Exercise aim
Scan the records below for lines with the word "xgrid", then state how many you find and nothing else.
─── Dataset entries
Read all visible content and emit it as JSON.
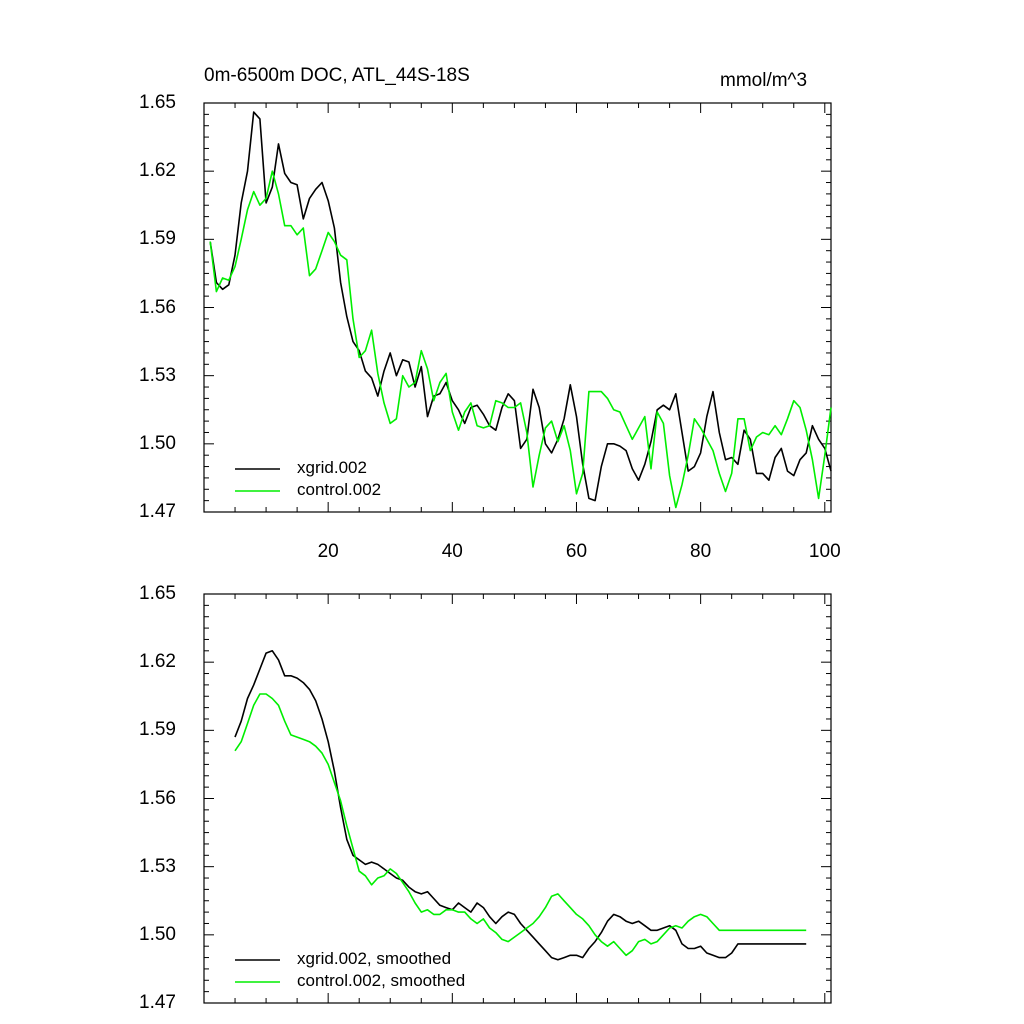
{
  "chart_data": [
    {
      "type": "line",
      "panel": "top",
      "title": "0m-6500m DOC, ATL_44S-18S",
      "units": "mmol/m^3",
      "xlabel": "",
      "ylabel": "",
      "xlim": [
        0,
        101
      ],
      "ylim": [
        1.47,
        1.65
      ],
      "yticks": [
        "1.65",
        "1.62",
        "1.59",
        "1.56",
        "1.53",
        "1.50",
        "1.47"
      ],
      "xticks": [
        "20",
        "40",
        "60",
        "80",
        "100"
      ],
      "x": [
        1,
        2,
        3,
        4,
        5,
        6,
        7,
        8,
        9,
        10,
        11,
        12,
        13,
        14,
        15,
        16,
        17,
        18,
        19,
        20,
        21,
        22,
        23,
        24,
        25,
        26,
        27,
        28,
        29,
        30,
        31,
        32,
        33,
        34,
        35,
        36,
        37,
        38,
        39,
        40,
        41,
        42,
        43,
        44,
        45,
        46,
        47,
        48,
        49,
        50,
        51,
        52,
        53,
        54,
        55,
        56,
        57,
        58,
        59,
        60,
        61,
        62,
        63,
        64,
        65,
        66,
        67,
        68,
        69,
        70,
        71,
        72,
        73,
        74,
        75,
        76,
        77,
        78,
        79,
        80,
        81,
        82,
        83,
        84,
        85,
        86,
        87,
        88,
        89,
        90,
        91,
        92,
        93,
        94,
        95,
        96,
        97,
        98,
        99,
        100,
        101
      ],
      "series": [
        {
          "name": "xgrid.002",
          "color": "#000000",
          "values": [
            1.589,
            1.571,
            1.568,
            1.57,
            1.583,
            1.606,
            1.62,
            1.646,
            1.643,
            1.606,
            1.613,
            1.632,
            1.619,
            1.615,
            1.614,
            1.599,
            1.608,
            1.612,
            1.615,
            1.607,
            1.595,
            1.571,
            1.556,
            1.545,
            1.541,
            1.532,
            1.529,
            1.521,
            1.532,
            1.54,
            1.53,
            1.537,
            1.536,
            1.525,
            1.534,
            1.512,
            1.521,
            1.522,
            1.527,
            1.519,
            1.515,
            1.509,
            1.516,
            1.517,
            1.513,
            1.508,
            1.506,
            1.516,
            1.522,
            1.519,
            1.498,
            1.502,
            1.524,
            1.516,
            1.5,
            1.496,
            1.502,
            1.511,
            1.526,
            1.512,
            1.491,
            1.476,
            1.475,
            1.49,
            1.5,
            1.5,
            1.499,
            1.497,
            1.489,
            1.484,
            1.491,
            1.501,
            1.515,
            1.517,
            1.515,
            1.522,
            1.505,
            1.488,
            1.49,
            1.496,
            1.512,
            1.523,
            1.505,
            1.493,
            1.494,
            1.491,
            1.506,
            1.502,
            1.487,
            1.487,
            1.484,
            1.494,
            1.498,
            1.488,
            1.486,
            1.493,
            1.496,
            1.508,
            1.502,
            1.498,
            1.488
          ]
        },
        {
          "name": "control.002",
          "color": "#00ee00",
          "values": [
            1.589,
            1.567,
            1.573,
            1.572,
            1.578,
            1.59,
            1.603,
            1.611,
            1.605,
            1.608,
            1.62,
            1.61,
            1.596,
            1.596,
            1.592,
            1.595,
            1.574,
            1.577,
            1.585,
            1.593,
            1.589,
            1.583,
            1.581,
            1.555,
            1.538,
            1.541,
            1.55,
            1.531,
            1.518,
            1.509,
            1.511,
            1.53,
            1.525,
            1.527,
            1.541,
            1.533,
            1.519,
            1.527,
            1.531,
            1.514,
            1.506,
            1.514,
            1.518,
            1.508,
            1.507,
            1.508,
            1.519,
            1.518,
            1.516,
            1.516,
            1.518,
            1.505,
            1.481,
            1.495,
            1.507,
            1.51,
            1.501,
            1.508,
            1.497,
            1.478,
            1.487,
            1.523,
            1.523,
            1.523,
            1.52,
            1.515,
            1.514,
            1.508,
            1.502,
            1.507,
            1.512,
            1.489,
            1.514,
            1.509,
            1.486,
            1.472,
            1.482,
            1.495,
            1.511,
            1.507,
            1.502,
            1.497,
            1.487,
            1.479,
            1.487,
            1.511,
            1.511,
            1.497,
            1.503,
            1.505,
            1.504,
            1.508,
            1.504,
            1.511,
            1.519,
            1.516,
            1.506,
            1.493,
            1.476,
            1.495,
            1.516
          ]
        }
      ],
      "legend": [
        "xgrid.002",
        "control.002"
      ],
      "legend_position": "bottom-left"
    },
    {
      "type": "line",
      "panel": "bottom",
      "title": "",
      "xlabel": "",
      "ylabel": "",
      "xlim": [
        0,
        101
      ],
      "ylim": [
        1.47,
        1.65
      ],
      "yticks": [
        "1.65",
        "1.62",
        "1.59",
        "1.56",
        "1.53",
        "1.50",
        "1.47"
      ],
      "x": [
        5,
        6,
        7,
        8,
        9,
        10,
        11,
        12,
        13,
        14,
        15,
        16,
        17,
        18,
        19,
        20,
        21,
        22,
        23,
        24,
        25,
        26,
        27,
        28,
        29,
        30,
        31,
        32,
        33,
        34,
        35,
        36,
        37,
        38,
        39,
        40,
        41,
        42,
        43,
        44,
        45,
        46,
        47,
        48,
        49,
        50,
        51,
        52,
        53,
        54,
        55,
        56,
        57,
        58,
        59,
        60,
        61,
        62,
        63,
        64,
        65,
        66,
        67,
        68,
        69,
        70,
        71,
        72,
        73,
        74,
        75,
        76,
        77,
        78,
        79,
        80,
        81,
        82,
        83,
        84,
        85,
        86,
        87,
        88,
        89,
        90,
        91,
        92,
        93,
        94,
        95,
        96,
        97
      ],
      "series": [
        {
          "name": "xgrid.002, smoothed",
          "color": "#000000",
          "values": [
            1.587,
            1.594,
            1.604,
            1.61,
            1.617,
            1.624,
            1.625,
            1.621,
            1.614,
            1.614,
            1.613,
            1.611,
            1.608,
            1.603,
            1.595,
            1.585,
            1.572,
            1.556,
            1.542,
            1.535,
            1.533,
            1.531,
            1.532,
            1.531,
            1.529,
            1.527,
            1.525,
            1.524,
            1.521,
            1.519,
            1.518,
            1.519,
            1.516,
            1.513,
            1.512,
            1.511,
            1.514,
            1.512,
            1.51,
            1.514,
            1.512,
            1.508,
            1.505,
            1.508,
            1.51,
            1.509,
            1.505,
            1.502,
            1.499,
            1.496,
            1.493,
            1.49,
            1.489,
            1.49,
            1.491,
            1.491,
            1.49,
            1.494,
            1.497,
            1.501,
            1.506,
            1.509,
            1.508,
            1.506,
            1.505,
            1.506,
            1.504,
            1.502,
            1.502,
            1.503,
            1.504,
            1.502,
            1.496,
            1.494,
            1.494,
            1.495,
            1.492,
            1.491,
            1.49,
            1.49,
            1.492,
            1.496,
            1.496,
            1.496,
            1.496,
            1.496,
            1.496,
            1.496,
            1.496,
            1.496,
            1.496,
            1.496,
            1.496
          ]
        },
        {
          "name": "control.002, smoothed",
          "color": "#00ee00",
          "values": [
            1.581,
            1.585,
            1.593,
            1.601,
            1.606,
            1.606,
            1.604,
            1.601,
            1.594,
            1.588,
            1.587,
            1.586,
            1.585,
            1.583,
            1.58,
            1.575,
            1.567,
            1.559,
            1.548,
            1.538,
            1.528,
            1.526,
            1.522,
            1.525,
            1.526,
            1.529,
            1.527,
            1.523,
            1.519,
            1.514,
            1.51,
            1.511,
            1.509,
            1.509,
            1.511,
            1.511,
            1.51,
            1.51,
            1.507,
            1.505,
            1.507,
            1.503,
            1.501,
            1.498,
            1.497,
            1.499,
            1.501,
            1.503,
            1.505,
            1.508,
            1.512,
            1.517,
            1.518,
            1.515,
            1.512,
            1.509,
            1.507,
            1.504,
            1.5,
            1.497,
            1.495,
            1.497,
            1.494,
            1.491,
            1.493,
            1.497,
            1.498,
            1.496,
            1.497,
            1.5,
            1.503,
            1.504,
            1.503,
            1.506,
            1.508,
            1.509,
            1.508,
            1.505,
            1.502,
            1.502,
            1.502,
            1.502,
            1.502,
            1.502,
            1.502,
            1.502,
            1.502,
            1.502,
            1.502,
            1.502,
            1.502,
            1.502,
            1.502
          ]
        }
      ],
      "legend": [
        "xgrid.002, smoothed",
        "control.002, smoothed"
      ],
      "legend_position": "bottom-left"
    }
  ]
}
──────
Task result
4